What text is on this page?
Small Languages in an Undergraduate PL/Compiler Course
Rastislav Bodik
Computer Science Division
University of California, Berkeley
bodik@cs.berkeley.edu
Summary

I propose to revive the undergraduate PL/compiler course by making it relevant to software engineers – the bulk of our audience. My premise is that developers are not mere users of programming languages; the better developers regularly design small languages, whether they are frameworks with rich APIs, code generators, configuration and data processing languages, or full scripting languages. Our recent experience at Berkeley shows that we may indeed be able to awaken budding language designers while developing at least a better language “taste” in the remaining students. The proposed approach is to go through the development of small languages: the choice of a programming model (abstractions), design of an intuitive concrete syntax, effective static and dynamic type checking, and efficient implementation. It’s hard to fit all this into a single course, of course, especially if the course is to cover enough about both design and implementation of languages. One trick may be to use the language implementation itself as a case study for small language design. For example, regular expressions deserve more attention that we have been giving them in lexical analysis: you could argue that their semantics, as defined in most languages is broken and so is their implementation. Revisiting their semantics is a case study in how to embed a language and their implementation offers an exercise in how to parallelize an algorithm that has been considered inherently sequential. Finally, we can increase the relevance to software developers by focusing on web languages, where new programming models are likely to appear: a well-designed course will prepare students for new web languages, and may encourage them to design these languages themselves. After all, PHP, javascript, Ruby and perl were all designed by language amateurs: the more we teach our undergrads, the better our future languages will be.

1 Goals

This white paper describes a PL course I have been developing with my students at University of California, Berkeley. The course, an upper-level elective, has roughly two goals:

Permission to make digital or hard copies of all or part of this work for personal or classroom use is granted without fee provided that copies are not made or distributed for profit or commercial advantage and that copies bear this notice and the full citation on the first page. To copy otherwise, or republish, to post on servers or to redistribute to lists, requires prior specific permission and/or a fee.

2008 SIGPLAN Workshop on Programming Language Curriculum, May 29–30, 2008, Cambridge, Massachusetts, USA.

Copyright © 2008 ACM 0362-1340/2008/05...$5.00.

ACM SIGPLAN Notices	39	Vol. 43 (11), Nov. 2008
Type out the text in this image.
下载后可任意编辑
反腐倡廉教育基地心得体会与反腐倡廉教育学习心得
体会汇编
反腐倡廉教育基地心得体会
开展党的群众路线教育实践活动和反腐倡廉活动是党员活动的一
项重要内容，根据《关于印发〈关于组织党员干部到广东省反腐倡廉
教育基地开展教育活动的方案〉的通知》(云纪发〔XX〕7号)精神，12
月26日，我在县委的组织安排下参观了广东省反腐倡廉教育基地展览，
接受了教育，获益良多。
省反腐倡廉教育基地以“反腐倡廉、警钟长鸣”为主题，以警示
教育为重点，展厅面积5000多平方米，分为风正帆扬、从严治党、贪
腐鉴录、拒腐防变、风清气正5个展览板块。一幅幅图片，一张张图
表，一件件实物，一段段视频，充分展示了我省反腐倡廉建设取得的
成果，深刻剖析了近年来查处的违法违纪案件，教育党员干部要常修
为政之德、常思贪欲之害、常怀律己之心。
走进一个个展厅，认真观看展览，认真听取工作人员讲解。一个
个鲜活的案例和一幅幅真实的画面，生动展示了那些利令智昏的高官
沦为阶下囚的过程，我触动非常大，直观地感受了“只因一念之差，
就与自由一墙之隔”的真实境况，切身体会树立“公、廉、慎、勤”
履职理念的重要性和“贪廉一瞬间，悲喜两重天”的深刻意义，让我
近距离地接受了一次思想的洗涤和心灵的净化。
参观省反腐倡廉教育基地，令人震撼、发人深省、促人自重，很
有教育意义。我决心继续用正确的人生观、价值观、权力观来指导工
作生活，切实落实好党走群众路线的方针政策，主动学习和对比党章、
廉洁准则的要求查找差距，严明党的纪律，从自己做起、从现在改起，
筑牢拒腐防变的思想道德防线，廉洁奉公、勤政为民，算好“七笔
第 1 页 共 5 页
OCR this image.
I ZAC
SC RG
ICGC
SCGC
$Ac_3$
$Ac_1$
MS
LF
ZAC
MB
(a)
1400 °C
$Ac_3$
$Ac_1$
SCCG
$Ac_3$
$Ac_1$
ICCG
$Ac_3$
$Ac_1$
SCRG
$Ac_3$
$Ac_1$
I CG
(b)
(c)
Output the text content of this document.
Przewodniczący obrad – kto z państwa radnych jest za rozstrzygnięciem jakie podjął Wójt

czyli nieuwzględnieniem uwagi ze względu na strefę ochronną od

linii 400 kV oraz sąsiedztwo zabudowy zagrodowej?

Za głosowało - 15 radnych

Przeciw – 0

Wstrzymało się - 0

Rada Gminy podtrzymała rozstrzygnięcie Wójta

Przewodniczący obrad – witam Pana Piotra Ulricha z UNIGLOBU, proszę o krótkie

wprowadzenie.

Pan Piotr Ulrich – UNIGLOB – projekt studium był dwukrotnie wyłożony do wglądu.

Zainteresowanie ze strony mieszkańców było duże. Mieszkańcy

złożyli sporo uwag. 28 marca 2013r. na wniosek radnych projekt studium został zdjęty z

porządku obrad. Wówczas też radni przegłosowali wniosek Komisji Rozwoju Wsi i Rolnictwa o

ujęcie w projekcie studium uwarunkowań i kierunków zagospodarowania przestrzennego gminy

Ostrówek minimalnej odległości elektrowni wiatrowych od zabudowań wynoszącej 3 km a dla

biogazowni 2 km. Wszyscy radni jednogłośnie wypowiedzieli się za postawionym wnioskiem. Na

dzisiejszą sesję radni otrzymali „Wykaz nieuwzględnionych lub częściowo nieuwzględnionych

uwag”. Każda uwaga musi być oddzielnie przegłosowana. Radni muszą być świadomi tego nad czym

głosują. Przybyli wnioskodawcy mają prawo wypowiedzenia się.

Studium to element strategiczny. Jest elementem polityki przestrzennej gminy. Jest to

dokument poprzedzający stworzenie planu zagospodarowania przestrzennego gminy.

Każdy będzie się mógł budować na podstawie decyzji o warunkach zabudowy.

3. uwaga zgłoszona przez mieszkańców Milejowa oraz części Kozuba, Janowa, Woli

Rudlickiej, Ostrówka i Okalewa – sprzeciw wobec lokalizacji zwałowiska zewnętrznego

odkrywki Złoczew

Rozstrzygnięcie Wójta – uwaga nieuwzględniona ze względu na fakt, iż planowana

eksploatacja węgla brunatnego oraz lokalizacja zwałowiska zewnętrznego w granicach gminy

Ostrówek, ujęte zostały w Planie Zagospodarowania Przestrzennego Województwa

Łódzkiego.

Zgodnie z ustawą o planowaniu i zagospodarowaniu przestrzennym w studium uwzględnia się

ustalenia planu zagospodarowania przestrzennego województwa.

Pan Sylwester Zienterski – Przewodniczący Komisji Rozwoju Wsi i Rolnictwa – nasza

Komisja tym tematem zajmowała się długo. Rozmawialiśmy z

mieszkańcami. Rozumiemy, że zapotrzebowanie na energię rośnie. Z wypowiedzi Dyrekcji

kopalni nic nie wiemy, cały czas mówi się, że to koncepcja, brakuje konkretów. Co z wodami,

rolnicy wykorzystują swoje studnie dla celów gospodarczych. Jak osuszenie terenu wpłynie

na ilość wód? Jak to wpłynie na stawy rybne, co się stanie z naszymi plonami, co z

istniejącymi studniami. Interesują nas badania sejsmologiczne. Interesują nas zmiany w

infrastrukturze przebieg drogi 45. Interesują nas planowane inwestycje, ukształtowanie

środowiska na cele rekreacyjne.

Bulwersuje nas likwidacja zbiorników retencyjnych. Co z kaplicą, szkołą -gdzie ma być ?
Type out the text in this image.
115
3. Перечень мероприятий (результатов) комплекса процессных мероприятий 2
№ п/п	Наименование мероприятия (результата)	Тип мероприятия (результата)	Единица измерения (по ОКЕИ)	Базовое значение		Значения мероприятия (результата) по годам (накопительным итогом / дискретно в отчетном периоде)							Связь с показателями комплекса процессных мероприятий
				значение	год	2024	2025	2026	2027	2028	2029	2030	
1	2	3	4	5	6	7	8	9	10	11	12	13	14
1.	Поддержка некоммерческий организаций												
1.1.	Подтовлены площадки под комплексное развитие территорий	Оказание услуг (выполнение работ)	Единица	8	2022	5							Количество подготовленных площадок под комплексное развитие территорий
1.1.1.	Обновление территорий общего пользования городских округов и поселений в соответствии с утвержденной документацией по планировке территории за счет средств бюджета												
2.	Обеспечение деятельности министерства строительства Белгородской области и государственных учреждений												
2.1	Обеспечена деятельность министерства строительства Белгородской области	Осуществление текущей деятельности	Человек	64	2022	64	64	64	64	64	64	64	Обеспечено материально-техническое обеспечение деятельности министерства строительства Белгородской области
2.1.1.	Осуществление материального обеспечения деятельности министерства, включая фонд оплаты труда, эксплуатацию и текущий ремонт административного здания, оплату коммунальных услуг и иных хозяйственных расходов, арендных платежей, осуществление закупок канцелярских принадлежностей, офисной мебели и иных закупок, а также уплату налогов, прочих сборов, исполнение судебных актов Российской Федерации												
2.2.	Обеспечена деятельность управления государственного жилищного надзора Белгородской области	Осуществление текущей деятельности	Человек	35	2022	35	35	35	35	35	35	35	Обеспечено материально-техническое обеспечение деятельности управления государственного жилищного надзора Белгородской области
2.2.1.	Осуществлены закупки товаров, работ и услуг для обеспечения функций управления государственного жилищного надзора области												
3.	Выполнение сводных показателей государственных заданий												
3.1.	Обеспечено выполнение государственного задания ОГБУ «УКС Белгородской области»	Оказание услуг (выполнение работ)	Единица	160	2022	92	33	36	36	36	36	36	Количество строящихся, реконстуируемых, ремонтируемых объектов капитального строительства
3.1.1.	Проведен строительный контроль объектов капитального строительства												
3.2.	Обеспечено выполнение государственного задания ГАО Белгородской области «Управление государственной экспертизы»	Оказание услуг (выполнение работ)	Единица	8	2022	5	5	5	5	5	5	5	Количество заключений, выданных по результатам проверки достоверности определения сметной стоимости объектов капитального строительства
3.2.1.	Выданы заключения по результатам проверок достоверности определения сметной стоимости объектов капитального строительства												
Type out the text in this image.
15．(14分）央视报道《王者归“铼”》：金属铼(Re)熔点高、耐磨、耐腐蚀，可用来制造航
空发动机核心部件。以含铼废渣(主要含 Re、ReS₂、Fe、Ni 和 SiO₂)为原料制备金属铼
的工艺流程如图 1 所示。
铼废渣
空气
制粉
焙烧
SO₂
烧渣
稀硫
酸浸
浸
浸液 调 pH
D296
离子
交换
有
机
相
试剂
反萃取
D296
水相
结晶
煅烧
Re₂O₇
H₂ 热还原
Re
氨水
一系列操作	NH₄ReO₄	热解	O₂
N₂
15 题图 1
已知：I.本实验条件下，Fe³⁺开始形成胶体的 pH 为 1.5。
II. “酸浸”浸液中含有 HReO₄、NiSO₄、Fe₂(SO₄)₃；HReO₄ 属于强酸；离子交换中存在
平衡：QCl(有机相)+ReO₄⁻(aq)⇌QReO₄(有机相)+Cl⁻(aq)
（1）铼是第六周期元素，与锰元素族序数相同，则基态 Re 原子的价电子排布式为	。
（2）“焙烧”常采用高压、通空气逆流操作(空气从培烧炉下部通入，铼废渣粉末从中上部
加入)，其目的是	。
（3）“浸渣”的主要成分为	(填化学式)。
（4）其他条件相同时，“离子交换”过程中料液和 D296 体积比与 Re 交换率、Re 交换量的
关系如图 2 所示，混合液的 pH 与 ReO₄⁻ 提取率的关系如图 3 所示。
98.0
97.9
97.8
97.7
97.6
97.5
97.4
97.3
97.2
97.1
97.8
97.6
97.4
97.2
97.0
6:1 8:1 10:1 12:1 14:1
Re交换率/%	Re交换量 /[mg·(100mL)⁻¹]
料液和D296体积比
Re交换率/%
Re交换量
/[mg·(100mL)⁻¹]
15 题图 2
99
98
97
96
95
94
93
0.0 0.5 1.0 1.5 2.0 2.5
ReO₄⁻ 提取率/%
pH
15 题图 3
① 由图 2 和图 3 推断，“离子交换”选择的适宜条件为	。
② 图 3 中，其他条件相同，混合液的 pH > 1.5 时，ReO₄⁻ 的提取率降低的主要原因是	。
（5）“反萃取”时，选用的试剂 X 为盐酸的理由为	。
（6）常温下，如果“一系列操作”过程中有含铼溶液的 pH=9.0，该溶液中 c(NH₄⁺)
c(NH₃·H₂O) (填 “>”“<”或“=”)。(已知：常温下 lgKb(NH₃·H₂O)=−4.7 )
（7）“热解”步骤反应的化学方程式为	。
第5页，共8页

+ + + +

_What you should do_
Find how many lines in the listing hold "Ostrówek", and reply with that number only.

_Answer to the exercise_
2